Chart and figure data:
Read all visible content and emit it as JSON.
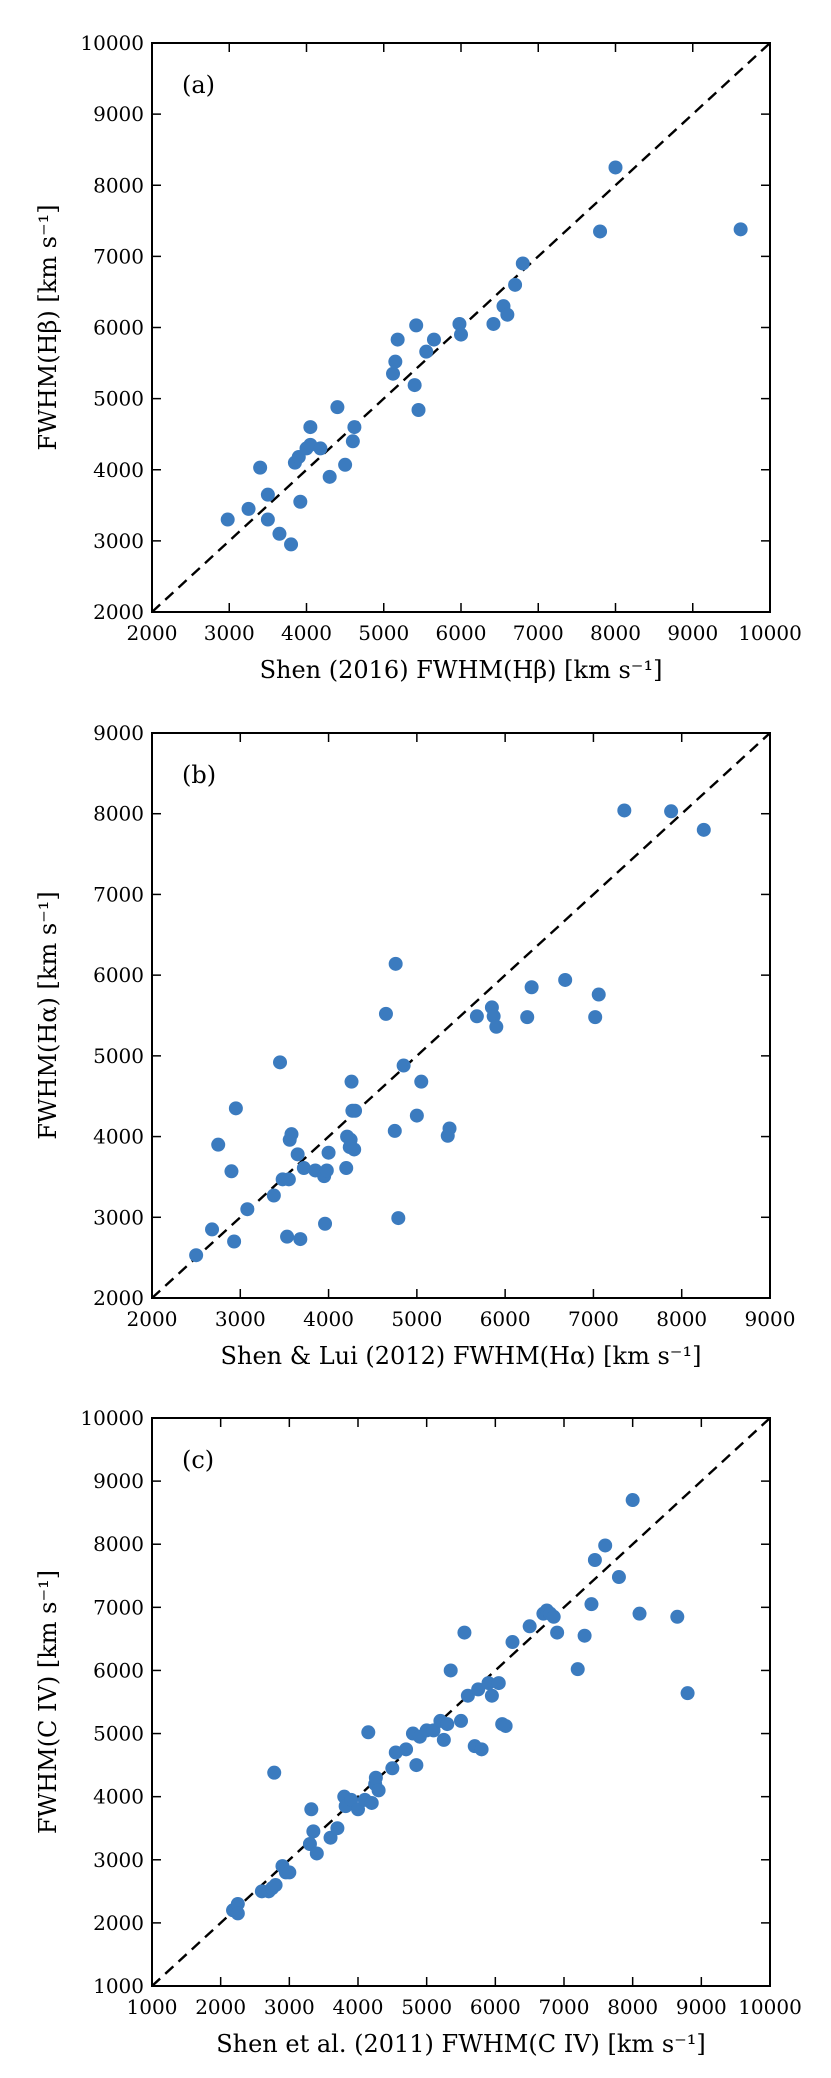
{
  "chart_data": [
    {
      "type": "scatter",
      "panel_label": "(a)",
      "xlabel": "Shen (2016) FWHM(Hβ) [km s⁻¹]",
      "ylabel": "FWHM(Hβ) [km s⁻¹]",
      "xlim": [
        2000,
        10000
      ],
      "ylim": [
        2000,
        10000
      ],
      "xticks": [
        2000,
        3000,
        4000,
        5000,
        6000,
        7000,
        8000,
        9000,
        10000
      ],
      "yticks": [
        2000,
        3000,
        4000,
        5000,
        6000,
        7000,
        8000,
        9000,
        10000
      ],
      "reference_line": "y = x (dashed)",
      "marker_color": "#3b7bbf",
      "x": [
        2980,
        3250,
        3400,
        3500,
        3500,
        3650,
        3800,
        3850,
        3900,
        3920,
        4000,
        4050,
        4050,
        4180,
        4300,
        4400,
        4500,
        4600,
        4620,
        5120,
        5150,
        5180,
        5400,
        5420,
        5450,
        5550,
        5650,
        5980,
        6000,
        6420,
        6550,
        6600,
        6700,
        6800,
        7800,
        8000,
        9620
      ],
      "y": [
        3300,
        3450,
        4030,
        3300,
        3650,
        3100,
        2950,
        4100,
        4180,
        3550,
        4300,
        4350,
        4600,
        4300,
        3900,
        4880,
        4070,
        4400,
        4600,
        5350,
        5520,
        5830,
        5190,
        6030,
        4840,
        5660,
        5830,
        6050,
        5900,
        6050,
        6300,
        6180,
        6600,
        6900,
        7350,
        8250,
        7380
      ]
    },
    {
      "type": "scatter",
      "panel_label": "(b)",
      "xlabel": "Shen & Lui (2012) FWHM(Hα) [km s⁻¹]",
      "ylabel": "FWHM(Hα) [km s⁻¹]",
      "xlim": [
        2000,
        9000
      ],
      "ylim": [
        2000,
        9000
      ],
      "xticks": [
        2000,
        3000,
        4000,
        5000,
        6000,
        7000,
        8000,
        9000
      ],
      "yticks": [
        2000,
        3000,
        4000,
        5000,
        6000,
        7000,
        8000,
        9000
      ],
      "reference_line": "y = x (dashed)",
      "marker_color": "#3b7bbf",
      "x": [
        2500,
        2680,
        2750,
        2900,
        2930,
        2950,
        3080,
        3380,
        3450,
        3480,
        3530,
        3550,
        3560,
        3580,
        3650,
        3680,
        3720,
        3850,
        3950,
        3960,
        3980,
        4000,
        4200,
        4210,
        4240,
        4250,
        4260,
        4270,
        4290,
        4300,
        4650,
        4750,
        4760,
        4790,
        4850,
        5000,
        5050,
        5350,
        5370,
        5680,
        5850,
        5870,
        5900,
        6250,
        6300,
        6680,
        7020,
        7060,
        7350,
        7880,
        8250
      ],
      "y": [
        2530,
        2850,
        3900,
        3570,
        2700,
        4350,
        3100,
        3270,
        4920,
        3470,
        2760,
        3470,
        3960,
        4030,
        3780,
        2730,
        3610,
        3580,
        3510,
        2920,
        3580,
        3800,
        3610,
        4000,
        3870,
        3960,
        4680,
        4320,
        3840,
        4320,
        5520,
        4070,
        6140,
        2990,
        4880,
        4260,
        4680,
        4010,
        4100,
        5490,
        5600,
        5490,
        5360,
        5480,
        5850,
        5940,
        5480,
        5760,
        8040,
        8030,
        7800
      ]
    },
    {
      "type": "scatter",
      "panel_label": "(c)",
      "xlabel": "Shen et al. (2011) FWHM(C IV) [km s⁻¹]",
      "ylabel": "FWHM(C IV) [km s⁻¹]",
      "xlim": [
        1000,
        10000
      ],
      "ylim": [
        1000,
        10000
      ],
      "xticks": [
        1000,
        2000,
        3000,
        4000,
        5000,
        6000,
        7000,
        8000,
        9000,
        10000
      ],
      "yticks": [
        1000,
        2000,
        3000,
        4000,
        5000,
        6000,
        7000,
        8000,
        9000,
        10000
      ],
      "reference_line": "y = x (dashed)",
      "marker_color": "#3b7bbf",
      "x": [
        2180,
        2250,
        2250,
        2600,
        2700,
        2750,
        2780,
        2800,
        2900,
        2950,
        3000,
        3300,
        3320,
        3350,
        3400,
        3600,
        3700,
        3800,
        3820,
        3900,
        4000,
        4100,
        4150,
        4200,
        4250,
        4260,
        4300,
        4500,
        4550,
        4700,
        4800,
        4850,
        4900,
        5000,
        5100,
        5200,
        5250,
        5300,
        5350,
        5500,
        5550,
        5600,
        5700,
        5750,
        5800,
        5900,
        5950,
        6050,
        6100,
        6150,
        6250,
        6500,
        6700,
        6750,
        6800,
        6850,
        6900,
        7200,
        7300,
        7400,
        7450,
        7600,
        7800,
        8000,
        8100,
        8650,
        8800
      ],
      "y": [
        2200,
        2300,
        2150,
        2500,
        2500,
        2550,
        4380,
        2600,
        2900,
        2800,
        2800,
        3250,
        3800,
        3450,
        3100,
        3350,
        3500,
        4000,
        3850,
        3950,
        3800,
        3950,
        5020,
        3900,
        4200,
        4300,
        4100,
        4450,
        4700,
        4750,
        5000,
        4500,
        4950,
        5050,
        5050,
        5200,
        4900,
        5150,
        6000,
        5200,
        6600,
        5600,
        4800,
        5700,
        4750,
        5800,
        5600,
        5800,
        5150,
        5120,
        6450,
        6700,
        6900,
        6950,
        6900,
        6850,
        6600,
        6020,
        6550,
        7050,
        7750,
        7980,
        7480,
        8700,
        6900,
        6850,
        5640
      ]
    }
  ]
}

**What needs to be done:**
Make an exact reproduction of the listing above, without any pictures.

**Solution to the problem:**
Read all visible content and emit it as JSON.
{
  "chart_data": [
    {
      "type": "scatter",
      "panel_label": "(a)",
      "xlabel": "Shen (2016) FWHM(Hβ) [km s⁻¹]",
      "ylabel": "FWHM(Hβ) [km s⁻¹]",
      "xlim": [
        2000,
        10000
      ],
      "ylim": [
        2000,
        10000
      ],
      "xticks": [
        2000,
        3000,
        4000,
        5000,
        6000,
        7000,
        8000,
        9000,
        10000
      ],
      "yticks": [
        2000,
        3000,
        4000,
        5000,
        6000,
        7000,
        8000,
        9000,
        10000
      ],
      "reference_line": "y = x (dashed)",
      "marker_color": "#3b7bbf",
      "x": [
        2980,
        3250,
        3400,
        3500,
        3500,
        3650,
        3800,
        3850,
        3900,
        3920,
        4000,
        4050,
        4050,
        4180,
        4300,
        4400,
        4500,
        4600,
        4620,
        5120,
        5150,
        5180,
        5400,
        5420,
        5450,
        5550,
        5650,
        5980,
        6000,
        6420,
        6550,
        6600,
        6700,
        6800,
        7800,
        8000,
        9620
      ],
      "y": [
        3300,
        3450,
        4030,
        3300,
        3650,
        3100,
        2950,
        4100,
        4180,
        3550,
        4300,
        4350,
        4600,
        4300,
        3900,
        4880,
        4070,
        4400,
        4600,
        5350,
        5520,
        5830,
        5190,
        6030,
        4840,
        5660,
        5830,
        6050,
        5900,
        6050,
        6300,
        6180,
        6600,
        6900,
        7350,
        8250,
        7380
      ]
    },
    {
      "type": "scatter",
      "panel_label": "(b)",
      "xlabel": "Shen & Lui (2012) FWHM(Hα) [km s⁻¹]",
      "ylabel": "FWHM(Hα) [km s⁻¹]",
      "xlim": [
        2000,
        9000
      ],
      "ylim": [
        2000,
        9000
      ],
      "xticks": [
        2000,
        3000,
        4000,
        5000,
        6000,
        7000,
        8000,
        9000
      ],
      "yticks": [
        2000,
        3000,
        4000,
        5000,
        6000,
        7000,
        8000,
        9000
      ],
      "reference_line": "y = x (dashed)",
      "marker_color": "#3b7bbf",
      "x": [
        2500,
        2680,
        2750,
        2900,
        2930,
        2950,
        3080,
        3380,
        3450,
        3480,
        3530,
        3550,
        3560,
        3580,
        3650,
        3680,
        3720,
        3850,
        3950,
        3960,
        3980,
        4000,
        4200,
        4210,
        4240,
        4250,
        4260,
        4270,
        4290,
        4300,
        4650,
        4750,
        4760,
        4790,
        4850,
        5000,
        5050,
        5350,
        5370,
        5680,
        5850,
        5870,
        5900,
        6250,
        6300,
        6680,
        7020,
        7060,
        7350,
        7880,
        8250
      ],
      "y": [
        2530,
        2850,
        3900,
        3570,
        2700,
        4350,
        3100,
        3270,
        4920,
        3470,
        2760,
        3470,
        3960,
        4030,
        3780,
        2730,
        3610,
        3580,
        3510,
        2920,
        3580,
        3800,
        3610,
        4000,
        3870,
        3960,
        4680,
        4320,
        3840,
        4320,
        5520,
        4070,
        6140,
        2990,
        4880,
        4260,
        4680,
        4010,
        4100,
        5490,
        5600,
        5490,
        5360,
        5480,
        5850,
        5940,
        5480,
        5760,
        8040,
        8030,
        7800
      ]
    },
    {
      "type": "scatter",
      "panel_label": "(c)",
      "xlabel": "Shen et al. (2011) FWHM(C IV) [km s⁻¹]",
      "ylabel": "FWHM(C IV) [km s⁻¹]",
      "xlim": [
        1000,
        10000
      ],
      "ylim": [
        1000,
        10000
      ],
      "xticks": [
        1000,
        2000,
        3000,
        4000,
        5000,
        6000,
        7000,
        8000,
        9000,
        10000
      ],
      "yticks": [
        1000,
        2000,
        3000,
        4000,
        5000,
        6000,
        7000,
        8000,
        9000,
        10000
      ],
      "reference_line": "y = x (dashed)",
      "marker_color": "#3b7bbf",
      "x": [
        2180,
        2250,
        2250,
        2600,
        2700,
        2750,
        2780,
        2800,
        2900,
        2950,
        3000,
        3300,
        3320,
        3350,
        3400,
        3600,
        3700,
        3800,
        3820,
        3900,
        4000,
        4100,
        4150,
        4200,
        4250,
        4260,
        4300,
        4500,
        4550,
        4700,
        4800,
        4850,
        4900,
        5000,
        5100,
        5200,
        5250,
        5300,
        5350,
        5500,
        5550,
        5600,
        5700,
        5750,
        5800,
        5900,
        5950,
        6050,
        6100,
        6150,
        6250,
        6500,
        6700,
        6750,
        6800,
        6850,
        6900,
        7200,
        7300,
        7400,
        7450,
        7600,
        7800,
        8000,
        8100,
        8650,
        8800
      ],
      "y": [
        2200,
        2300,
        2150,
        2500,
        2500,
        2550,
        4380,
        2600,
        2900,
        2800,
        2800,
        3250,
        3800,
        3450,
        3100,
        3350,
        3500,
        4000,
        3850,
        3950,
        3800,
        3950,
        5020,
        3900,
        4200,
        4300,
        4100,
        4450,
        4700,
        4750,
        5000,
        4500,
        4950,
        5050,
        5050,
        5200,
        4900,
        5150,
        6000,
        5200,
        6600,
        5600,
        4800,
        5700,
        4750,
        5800,
        5600,
        5800,
        5150,
        5120,
        6450,
        6700,
        6900,
        6950,
        6900,
        6850,
        6600,
        6020,
        6550,
        7050,
        7750,
        7980,
        7480,
        8700,
        6900,
        6850,
        5640
      ]
    }
  ]
}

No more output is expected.